-- JOB --
Extract and list every line that contains the word "values".

-- DATA ENTRIES --

----

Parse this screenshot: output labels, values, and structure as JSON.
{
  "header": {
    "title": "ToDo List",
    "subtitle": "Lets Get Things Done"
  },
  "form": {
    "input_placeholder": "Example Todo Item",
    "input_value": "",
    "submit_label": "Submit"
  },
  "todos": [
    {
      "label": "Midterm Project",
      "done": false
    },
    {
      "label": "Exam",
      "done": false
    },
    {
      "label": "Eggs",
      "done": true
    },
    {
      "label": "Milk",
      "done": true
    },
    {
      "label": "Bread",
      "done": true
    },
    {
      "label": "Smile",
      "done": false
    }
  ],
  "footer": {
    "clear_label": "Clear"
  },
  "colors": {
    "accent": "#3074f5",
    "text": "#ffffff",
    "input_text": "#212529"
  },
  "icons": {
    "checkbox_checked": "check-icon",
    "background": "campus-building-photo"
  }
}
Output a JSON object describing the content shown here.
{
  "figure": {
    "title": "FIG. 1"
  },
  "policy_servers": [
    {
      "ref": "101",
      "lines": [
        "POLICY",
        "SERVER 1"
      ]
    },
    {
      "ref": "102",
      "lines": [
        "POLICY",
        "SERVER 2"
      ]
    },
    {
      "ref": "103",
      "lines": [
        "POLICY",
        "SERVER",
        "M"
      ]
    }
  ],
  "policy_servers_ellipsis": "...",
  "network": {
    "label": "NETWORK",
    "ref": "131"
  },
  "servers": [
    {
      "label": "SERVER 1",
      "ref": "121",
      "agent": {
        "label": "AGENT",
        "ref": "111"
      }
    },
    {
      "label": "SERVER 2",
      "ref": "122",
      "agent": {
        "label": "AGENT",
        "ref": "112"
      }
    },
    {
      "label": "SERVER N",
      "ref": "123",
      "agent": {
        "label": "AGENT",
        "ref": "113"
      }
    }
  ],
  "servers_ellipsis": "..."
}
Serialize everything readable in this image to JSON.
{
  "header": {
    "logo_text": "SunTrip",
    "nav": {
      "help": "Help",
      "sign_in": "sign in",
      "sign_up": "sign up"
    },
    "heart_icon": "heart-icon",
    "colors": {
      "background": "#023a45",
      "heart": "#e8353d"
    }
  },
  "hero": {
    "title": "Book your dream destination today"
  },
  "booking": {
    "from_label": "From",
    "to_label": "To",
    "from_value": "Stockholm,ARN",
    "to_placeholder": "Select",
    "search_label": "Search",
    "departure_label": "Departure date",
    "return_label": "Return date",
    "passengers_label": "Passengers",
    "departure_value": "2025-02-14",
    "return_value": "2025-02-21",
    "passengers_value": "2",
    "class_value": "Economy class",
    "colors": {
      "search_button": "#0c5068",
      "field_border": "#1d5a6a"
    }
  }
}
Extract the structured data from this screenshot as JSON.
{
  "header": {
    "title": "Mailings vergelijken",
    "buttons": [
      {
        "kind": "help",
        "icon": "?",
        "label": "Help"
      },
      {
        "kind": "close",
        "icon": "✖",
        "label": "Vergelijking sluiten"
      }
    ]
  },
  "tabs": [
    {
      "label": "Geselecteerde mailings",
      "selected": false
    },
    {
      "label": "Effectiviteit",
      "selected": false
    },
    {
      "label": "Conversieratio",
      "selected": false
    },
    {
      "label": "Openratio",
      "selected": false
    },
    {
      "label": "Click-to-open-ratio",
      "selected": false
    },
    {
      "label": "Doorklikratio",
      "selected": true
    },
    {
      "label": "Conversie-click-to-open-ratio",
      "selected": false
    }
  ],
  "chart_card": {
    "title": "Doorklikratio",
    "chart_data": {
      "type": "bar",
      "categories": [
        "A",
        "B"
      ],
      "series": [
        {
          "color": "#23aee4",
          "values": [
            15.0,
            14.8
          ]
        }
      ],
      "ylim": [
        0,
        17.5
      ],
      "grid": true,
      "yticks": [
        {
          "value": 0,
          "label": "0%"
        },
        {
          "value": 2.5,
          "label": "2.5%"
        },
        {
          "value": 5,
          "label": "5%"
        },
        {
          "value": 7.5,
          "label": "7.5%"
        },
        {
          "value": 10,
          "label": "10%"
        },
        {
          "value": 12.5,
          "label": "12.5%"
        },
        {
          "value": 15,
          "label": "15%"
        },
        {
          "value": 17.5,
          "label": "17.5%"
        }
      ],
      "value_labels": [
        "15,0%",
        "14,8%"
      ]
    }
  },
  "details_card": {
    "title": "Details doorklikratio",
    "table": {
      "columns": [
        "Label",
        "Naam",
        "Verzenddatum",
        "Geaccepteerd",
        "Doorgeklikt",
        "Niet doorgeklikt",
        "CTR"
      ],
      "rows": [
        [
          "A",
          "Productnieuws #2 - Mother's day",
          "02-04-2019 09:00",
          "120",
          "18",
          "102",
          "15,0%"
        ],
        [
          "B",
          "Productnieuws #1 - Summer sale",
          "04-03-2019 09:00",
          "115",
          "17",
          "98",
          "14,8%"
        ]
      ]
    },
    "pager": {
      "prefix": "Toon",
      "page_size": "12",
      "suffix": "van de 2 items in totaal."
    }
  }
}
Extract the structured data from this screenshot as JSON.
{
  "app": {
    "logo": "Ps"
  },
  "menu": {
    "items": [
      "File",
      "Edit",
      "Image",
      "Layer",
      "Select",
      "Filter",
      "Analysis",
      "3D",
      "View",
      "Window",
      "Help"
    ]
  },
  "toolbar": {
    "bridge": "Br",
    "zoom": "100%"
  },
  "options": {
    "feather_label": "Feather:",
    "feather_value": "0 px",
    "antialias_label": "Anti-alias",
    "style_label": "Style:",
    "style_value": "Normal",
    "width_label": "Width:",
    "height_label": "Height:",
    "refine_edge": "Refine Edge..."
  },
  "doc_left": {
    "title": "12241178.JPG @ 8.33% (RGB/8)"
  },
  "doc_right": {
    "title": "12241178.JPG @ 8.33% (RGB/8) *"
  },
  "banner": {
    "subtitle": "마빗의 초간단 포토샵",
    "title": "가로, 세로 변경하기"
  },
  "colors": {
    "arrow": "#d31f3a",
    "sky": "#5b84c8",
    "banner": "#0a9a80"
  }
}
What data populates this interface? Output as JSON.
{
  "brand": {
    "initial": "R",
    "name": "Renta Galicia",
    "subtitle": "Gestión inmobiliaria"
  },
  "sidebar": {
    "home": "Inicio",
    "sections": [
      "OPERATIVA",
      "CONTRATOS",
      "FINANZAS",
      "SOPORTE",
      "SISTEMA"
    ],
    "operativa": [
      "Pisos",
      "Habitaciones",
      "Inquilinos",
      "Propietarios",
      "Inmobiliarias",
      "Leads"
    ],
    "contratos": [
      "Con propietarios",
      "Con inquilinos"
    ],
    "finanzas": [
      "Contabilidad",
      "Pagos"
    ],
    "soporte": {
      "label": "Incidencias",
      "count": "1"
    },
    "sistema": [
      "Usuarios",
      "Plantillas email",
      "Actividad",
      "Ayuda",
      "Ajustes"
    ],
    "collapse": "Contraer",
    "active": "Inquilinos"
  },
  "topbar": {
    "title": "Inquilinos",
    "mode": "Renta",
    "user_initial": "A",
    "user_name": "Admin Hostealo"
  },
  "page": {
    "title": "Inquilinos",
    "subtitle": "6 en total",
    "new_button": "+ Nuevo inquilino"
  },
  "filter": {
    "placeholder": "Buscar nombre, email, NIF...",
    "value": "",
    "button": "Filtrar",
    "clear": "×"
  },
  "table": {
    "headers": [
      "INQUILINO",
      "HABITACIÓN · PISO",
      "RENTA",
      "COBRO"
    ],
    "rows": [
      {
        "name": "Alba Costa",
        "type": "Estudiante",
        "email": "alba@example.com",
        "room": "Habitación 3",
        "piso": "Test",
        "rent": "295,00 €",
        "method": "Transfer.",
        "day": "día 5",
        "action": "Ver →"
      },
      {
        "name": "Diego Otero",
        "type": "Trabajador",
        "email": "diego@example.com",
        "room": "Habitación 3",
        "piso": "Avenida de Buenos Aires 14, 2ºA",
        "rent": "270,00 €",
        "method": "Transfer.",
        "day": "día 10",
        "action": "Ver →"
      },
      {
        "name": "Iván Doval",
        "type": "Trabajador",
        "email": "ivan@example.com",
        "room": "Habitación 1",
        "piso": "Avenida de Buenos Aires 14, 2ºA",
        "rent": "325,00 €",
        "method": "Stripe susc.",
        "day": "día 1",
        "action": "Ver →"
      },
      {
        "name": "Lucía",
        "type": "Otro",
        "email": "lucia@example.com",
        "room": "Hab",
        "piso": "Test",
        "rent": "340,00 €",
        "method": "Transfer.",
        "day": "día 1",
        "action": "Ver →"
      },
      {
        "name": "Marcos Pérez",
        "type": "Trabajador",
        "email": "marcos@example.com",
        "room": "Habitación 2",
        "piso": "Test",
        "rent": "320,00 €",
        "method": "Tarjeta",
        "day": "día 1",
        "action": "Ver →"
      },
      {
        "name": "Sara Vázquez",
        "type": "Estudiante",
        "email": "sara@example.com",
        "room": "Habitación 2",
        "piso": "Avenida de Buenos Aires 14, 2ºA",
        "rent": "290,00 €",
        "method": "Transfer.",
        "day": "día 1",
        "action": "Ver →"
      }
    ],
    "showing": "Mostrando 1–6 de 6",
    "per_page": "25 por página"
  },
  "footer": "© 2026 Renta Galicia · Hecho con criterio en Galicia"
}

----

-- WRITTEN SOLUTION --
Parse this screenshot: output labels, values, and structure as JSON.
          "values": [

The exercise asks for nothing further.